TASK OBJECTIVE
Your task is to copy every line of the records below that contains "text".

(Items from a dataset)
- - - -

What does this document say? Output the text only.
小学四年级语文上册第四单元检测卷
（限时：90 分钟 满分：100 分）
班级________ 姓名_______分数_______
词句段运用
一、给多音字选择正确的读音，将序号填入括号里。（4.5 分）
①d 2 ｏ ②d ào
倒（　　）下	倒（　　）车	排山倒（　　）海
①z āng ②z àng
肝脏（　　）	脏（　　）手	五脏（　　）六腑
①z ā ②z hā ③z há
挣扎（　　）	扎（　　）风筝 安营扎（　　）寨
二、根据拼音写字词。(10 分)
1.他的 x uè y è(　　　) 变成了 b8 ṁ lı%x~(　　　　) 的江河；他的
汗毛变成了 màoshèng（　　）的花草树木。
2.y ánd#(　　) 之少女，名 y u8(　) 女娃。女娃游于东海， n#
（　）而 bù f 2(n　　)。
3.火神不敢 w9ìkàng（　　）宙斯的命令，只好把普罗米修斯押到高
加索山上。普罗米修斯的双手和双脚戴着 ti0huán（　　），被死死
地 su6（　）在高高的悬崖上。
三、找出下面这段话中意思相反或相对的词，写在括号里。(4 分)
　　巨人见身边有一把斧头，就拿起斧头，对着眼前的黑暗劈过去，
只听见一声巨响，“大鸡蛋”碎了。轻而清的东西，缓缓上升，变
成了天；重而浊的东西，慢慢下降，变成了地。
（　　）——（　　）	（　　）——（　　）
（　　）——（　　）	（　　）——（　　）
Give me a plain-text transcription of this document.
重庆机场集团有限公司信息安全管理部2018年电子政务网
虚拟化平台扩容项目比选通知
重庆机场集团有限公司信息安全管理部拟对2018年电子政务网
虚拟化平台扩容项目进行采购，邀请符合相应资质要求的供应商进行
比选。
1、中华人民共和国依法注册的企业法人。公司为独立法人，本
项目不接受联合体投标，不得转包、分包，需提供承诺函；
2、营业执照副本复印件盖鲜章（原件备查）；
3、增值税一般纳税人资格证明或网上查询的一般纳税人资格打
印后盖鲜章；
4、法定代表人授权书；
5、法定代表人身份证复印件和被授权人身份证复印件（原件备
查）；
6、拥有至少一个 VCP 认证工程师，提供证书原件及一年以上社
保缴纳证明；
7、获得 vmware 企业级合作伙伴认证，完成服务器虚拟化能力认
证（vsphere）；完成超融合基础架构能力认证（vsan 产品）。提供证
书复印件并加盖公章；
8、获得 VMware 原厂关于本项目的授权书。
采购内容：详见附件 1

- - - -

EXERCISE SOLUTION
What does this document say? Output the text only.
Give me a plain-text transcription of this document.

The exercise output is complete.